# Extracted text:
-- START --
Any investors who would stay with EU regulated distributors despite the burden of the measures and wishing to achieve an equivalent trade volume upon leverage being limited, would have to invest a multiple of the capital currently invested, which would have to be withdrawn from other types of investment, such as savings accounts. Furthermore, investors trading in CFDs cover a large number of underlying assets, also for hedging purposes. Due to of the larger amount of capital invested, they would now be forced to invest their capital using only one strategy or only few different strategies, which would give rise to a higher risk of loss.
There are also other products that provide for high leverage, for example, warrants or knock-out warrants offered by banks, which are often positioned to compete with CFDs. Warrants with leverage above 100:1 are not rare. Such products would then, unjustifiably, be preferred over CFDs.

Thirdly, as mentioned above under ‘The term “retail investors”’, the average CFD investor’s experience in trading is far greater than that of a typical retail investor. The market study published by the CFD Association has additionally shown that CFD investors have a very high level of skill and education. According to said study, 49.9% of CFD investors have a university degree. Furthermore, the economic situation of clients is good. The average CFD investor has assets of € 50,000 to € 150,000, again according to the published market study. As such, the CFD Association questions whether such a protection is necessary for CFD clients who have deliberately decided to trade in CFDs and have comprehensive knowledge in this field.

Measure 3: Negative balance protection

The CFD Association is of the view that negative balance protection on a per account basis (applying to retail clients only) is the measure providing the best level of protection for clients as unlimited losses are avoided. It is sensible to calculate the balance at risk on a gross basis, i.e. across all positions of an investor. Negative balance protection on a per account basis (applying to retail clients only) has already been implemented in Germany.

Measure 4: Prescribed disclosures setting out the total costs of the product

The CFD Association is supportive of such measures.

As mentioned in the Consultation Report, firms in Europe are required to disclose to the client the total cost of the product as part of enhanced disclosure requirements stemming from the MiFID II legislation. In addition, firms offering the relevant products are required to provide other standardised disclosures to their clients, including information on the objectives of the product, target market and costs and charges as set out in the Regulation on Key Information Documents for Packaged Retail and Insurance-based Investment Products (PRIIPs).

Providers of the CFD Association supply investors with comprehensive information about costs of CFD (MiFID II) and comprehensive information about the risk and performance of each CFD (PRIIPs KIDs). In order to mitigate regulatory arbitrage in the sector, the CFD Association would support the extension of the MiFID II and PRIIPs KIDs regulations globally.

Measure 5: Disclosure of investor profit and loss ratios

The CFD Association is fully supportive of the full disclosure of the risks associated with such products. However, the CFD Association would make the following observations in respect of any proposal to require the disclosure of profit and loss statistics for CFD investors.
-- END --
# Entries supplied:
-- START --
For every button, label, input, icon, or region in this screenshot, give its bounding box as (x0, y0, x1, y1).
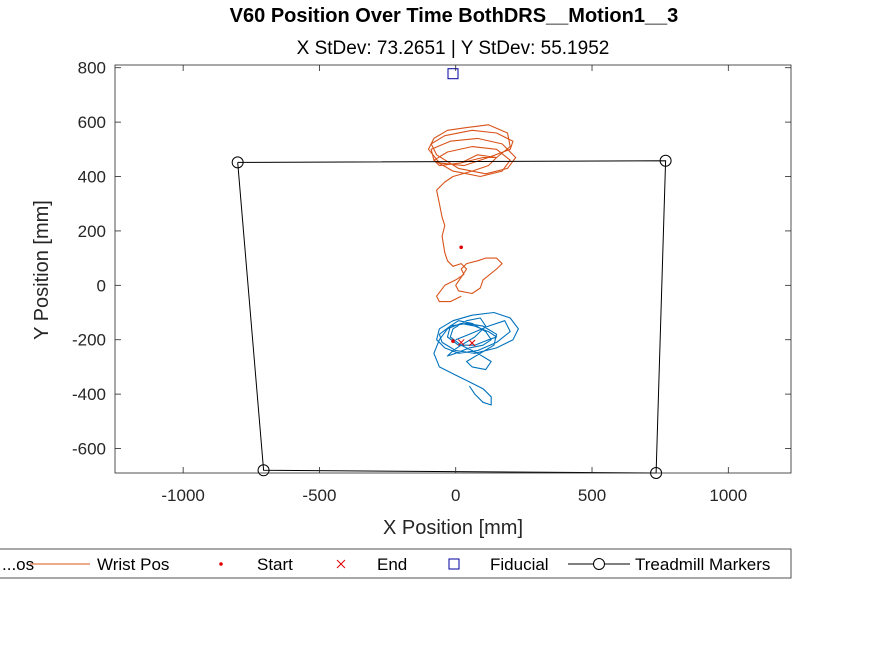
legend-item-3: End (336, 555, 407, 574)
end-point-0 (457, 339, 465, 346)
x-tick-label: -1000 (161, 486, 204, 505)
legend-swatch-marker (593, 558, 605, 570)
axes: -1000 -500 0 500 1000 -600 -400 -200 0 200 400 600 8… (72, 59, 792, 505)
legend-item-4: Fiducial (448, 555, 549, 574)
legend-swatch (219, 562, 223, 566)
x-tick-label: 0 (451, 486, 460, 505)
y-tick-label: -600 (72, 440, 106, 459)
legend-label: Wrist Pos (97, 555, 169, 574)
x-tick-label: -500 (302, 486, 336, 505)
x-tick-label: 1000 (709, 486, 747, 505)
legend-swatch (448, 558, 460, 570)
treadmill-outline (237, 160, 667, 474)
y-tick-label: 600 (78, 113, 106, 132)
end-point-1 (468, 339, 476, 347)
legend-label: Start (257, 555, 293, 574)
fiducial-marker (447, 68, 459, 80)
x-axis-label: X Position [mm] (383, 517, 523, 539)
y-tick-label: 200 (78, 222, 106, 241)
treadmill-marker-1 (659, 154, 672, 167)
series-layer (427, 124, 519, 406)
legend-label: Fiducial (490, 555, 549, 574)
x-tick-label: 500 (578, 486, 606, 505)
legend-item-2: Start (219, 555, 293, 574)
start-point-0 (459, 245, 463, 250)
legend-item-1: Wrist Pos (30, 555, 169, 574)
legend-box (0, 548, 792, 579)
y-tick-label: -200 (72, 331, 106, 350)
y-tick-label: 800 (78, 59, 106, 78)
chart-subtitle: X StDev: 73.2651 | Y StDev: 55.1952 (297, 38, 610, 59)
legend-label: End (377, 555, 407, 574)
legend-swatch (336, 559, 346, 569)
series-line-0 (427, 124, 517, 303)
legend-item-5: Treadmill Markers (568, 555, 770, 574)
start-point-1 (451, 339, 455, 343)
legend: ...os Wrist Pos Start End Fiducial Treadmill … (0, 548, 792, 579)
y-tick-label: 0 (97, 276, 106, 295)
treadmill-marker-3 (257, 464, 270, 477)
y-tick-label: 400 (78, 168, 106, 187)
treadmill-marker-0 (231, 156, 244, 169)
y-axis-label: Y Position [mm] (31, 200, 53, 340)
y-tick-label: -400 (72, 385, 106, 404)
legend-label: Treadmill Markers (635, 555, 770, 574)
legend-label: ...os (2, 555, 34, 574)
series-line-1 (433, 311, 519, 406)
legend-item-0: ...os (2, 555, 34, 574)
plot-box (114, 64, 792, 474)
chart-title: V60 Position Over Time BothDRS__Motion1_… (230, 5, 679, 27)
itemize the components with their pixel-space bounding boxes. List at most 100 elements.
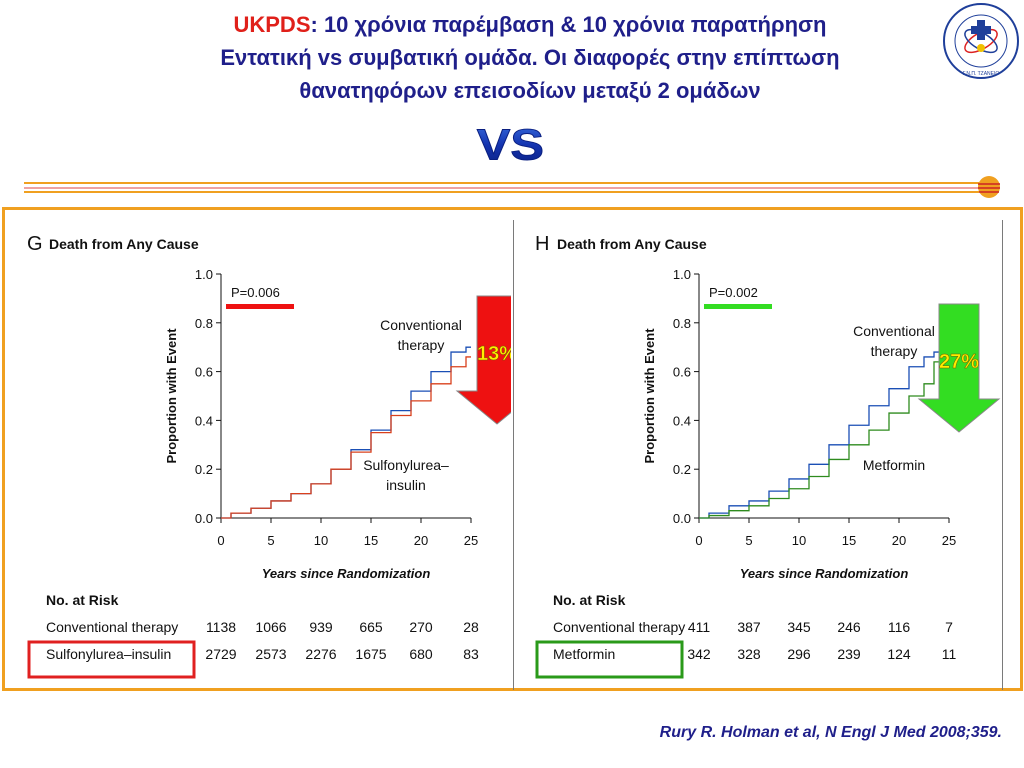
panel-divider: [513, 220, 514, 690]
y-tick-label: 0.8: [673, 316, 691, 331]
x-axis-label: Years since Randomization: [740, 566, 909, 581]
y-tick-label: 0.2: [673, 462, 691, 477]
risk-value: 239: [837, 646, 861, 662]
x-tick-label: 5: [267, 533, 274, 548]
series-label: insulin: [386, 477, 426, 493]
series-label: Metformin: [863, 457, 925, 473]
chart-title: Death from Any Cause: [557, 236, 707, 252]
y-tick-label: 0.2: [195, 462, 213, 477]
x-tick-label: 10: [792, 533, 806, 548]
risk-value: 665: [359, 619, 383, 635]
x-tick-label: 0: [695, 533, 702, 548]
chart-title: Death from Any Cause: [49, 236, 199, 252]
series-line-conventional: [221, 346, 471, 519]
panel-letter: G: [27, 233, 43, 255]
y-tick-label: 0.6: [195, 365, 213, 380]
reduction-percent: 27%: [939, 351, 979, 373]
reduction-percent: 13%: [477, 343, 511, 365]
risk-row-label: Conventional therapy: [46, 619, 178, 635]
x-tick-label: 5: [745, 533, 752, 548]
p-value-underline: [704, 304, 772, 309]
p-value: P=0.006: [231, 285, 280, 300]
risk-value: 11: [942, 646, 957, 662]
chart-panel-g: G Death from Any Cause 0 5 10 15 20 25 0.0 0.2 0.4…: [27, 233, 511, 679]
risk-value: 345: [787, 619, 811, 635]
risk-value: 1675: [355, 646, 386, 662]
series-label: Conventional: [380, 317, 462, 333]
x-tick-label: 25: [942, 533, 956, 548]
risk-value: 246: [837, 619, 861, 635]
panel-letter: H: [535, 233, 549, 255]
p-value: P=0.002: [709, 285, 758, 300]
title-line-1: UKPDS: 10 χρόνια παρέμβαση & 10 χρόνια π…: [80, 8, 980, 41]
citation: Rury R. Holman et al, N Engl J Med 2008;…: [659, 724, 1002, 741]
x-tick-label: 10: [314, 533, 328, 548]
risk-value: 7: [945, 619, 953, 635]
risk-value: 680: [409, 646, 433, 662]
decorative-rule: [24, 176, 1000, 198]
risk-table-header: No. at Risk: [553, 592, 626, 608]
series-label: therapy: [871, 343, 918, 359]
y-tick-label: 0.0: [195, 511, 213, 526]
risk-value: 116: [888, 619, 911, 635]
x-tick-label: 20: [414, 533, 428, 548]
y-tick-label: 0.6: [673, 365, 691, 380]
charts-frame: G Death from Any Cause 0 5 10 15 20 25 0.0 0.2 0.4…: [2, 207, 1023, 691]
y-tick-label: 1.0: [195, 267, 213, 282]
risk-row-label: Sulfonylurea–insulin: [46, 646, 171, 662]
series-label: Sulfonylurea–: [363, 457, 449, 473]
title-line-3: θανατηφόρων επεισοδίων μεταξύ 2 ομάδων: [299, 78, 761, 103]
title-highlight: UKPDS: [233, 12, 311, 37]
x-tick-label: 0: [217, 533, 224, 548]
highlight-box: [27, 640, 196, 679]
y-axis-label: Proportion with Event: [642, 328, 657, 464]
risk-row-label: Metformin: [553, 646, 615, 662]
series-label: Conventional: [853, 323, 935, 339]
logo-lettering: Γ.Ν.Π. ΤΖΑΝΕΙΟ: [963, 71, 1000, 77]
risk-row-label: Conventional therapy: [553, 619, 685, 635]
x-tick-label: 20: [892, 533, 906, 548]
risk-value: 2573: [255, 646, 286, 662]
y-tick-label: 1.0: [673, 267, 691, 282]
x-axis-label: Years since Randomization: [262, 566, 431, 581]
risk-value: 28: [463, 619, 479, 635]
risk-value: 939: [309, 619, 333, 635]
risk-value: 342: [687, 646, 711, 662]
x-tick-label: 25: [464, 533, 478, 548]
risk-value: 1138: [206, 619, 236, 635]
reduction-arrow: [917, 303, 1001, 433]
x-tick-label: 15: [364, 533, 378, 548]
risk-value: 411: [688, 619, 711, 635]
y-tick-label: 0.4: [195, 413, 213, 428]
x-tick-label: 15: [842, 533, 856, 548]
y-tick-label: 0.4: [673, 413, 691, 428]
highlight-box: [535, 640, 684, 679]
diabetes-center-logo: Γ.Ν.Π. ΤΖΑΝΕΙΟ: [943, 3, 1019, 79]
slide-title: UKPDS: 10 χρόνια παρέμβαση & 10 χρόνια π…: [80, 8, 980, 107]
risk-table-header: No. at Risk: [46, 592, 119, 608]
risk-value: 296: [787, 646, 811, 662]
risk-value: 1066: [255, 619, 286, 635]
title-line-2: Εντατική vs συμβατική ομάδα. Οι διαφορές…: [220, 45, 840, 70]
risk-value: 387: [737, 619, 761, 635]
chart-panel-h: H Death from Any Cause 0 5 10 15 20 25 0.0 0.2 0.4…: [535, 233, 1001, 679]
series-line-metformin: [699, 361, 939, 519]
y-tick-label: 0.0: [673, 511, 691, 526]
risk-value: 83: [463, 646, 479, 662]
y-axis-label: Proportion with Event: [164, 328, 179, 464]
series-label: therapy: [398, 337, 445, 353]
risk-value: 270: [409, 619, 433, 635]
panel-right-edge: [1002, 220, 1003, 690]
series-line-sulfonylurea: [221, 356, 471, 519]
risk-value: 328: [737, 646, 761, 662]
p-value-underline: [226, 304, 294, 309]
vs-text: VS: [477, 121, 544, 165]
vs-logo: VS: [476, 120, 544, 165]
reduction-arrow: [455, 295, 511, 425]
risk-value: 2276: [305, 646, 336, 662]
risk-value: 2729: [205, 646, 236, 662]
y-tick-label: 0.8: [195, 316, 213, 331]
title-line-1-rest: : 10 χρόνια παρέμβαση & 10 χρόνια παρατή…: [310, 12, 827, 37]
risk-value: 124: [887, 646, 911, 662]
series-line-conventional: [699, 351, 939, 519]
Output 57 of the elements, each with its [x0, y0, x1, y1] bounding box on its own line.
-- END --
-- START --
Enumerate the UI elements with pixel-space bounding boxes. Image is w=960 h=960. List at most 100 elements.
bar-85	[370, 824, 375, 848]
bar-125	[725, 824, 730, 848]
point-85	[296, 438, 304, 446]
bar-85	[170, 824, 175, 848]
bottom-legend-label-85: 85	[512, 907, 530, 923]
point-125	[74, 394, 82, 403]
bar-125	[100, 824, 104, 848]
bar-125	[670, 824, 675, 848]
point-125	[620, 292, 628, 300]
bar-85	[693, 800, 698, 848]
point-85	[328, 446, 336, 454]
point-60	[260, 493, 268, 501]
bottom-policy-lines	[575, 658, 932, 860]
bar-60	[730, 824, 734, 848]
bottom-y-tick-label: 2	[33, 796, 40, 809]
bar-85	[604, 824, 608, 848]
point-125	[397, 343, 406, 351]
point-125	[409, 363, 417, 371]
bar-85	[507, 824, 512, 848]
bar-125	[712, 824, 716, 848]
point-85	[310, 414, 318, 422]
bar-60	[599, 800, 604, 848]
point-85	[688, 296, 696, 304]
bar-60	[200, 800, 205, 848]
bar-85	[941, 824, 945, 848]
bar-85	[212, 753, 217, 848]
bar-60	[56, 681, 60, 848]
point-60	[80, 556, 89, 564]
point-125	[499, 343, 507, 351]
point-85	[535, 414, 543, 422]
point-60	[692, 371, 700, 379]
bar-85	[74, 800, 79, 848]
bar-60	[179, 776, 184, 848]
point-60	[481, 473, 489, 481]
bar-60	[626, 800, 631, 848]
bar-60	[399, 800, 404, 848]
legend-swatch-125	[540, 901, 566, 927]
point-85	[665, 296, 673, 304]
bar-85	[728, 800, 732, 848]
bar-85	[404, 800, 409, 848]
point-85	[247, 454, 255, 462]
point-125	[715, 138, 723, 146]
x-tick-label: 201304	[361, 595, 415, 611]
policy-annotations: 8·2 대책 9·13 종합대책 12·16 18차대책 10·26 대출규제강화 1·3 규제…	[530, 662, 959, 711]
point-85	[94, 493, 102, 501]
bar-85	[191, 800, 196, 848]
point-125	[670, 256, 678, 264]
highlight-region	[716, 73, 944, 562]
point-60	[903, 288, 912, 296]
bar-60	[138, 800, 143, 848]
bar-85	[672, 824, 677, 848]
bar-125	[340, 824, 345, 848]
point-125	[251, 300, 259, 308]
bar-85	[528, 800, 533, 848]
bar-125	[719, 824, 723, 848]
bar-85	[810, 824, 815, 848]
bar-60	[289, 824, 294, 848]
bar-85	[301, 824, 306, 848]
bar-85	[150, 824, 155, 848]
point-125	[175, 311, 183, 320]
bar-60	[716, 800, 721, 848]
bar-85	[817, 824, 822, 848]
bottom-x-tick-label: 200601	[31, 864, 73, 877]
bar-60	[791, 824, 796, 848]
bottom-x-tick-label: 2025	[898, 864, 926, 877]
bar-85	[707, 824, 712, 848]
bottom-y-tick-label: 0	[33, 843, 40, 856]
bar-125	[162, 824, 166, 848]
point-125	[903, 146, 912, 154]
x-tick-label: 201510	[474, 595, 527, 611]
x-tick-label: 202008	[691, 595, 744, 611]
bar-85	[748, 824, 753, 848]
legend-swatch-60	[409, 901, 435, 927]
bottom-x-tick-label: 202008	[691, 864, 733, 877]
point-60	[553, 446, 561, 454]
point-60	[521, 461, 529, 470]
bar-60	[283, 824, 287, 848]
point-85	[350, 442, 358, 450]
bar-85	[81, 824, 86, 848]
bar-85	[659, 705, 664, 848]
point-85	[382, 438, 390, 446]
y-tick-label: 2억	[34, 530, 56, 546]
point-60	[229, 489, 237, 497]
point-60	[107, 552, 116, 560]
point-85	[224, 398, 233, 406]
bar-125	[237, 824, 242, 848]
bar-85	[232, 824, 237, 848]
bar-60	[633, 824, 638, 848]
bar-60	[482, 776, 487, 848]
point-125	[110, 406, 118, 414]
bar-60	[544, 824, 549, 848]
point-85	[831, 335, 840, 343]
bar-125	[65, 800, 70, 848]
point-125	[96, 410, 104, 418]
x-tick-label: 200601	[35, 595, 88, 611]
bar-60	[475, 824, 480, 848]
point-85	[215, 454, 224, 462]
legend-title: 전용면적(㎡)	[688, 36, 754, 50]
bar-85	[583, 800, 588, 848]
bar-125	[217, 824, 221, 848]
-- END --
-- START --
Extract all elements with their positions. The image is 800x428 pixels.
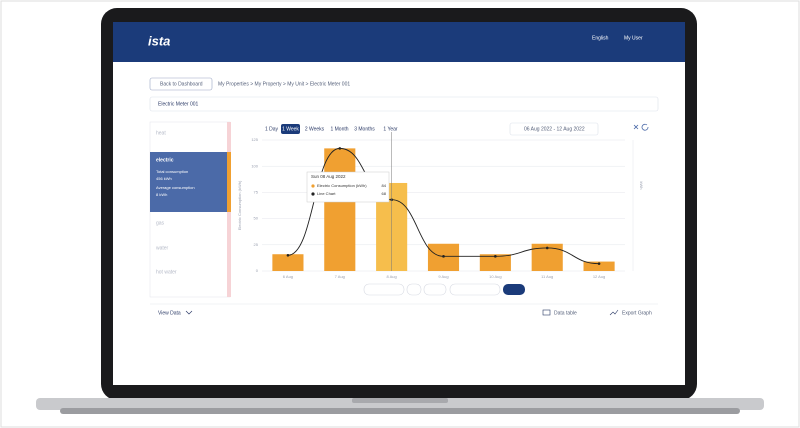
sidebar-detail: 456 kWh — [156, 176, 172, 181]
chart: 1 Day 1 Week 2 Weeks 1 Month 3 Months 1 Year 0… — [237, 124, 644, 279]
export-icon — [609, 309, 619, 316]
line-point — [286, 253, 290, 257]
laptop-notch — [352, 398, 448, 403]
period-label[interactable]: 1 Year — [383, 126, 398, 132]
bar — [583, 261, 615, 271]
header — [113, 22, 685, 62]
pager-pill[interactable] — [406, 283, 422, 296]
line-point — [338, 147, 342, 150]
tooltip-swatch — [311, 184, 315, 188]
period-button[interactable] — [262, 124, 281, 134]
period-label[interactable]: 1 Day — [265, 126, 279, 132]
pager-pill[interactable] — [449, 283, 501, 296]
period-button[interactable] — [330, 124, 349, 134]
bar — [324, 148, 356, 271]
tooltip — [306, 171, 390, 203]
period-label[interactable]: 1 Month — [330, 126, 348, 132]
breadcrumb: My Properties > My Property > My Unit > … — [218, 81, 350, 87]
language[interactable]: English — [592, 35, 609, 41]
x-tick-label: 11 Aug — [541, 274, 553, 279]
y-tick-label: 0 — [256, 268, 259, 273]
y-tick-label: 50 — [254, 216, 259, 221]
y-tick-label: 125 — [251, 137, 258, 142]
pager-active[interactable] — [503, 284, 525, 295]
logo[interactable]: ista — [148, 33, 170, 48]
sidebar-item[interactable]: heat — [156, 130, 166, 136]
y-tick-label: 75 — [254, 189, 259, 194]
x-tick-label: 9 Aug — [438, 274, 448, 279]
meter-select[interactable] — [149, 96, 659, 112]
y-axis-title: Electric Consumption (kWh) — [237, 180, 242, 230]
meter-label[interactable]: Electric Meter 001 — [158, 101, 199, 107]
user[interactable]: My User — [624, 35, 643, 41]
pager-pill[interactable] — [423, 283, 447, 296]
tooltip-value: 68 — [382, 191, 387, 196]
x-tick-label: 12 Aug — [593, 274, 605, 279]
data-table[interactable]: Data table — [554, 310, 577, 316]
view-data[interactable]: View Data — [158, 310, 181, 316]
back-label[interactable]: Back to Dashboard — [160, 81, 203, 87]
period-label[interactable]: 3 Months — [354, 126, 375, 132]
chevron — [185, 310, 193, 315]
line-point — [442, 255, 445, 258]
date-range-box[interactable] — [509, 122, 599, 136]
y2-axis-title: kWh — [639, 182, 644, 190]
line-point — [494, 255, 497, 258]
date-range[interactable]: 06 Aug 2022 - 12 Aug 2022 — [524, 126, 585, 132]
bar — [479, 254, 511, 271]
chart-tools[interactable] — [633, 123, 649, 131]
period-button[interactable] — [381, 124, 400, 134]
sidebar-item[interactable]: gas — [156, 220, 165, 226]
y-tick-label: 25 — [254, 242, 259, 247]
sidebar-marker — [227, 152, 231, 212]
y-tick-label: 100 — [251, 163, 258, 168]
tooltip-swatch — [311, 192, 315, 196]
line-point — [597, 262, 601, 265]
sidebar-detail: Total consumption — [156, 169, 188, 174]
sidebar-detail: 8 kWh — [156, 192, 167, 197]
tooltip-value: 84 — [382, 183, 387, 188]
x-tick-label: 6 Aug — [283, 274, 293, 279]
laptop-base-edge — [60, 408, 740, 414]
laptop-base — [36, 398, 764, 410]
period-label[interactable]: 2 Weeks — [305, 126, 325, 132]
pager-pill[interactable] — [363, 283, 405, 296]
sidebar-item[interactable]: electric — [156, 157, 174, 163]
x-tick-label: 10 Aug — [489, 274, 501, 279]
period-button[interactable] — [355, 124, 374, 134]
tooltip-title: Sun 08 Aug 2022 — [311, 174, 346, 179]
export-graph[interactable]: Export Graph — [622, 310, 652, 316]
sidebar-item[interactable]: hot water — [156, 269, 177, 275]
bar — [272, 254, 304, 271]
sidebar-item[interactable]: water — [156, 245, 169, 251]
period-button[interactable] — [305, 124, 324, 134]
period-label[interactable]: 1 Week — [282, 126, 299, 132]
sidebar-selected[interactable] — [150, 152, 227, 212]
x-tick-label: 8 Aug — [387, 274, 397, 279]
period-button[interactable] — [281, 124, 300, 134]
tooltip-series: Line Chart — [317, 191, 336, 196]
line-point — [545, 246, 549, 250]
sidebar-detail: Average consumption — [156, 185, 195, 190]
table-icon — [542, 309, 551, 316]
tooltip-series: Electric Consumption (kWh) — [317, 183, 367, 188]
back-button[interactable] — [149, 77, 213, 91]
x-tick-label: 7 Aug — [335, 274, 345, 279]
-- END --
# Problems to solve:
a) In the text on CFD regulation, what share of CFD investors hold a university degree, according to the market study published by the CFD Association?
b) Take the text on CFD regulation further, beginning right after its final sentence.

# Answers provided:
a) 49.9% of CFD investors have a university degree.

b)
Firstly, the Consultation Report states that the provision of such information would support clients in making an informed decision about whether they wish to proceed with a high-risk product that, statistically, is more likely to result in a loss than a gain. In this regard, the CFD Association is aware of studies conducted by the Central Bank of Ireland and AMF showing that between 74 and 89% of clients trading in CFDs lose money. However, in the opinion of the CFD Association, the aforesaid studies are not applicable to Germany, as the German market is dominated by highly regulated providers and has a much smaller number of unregulated providers. The CFD Association, together with the CFin Research Center for Financial Services, has conducted its own comprehensive profit and loss study for the trade in CFDs in Germany (CFD Gewinnund Verluststatistik, November 2016). This study has also been presented to BaFin and is available to the latter. According to said study, only 62.7% of clients lose money when trading in CFDs.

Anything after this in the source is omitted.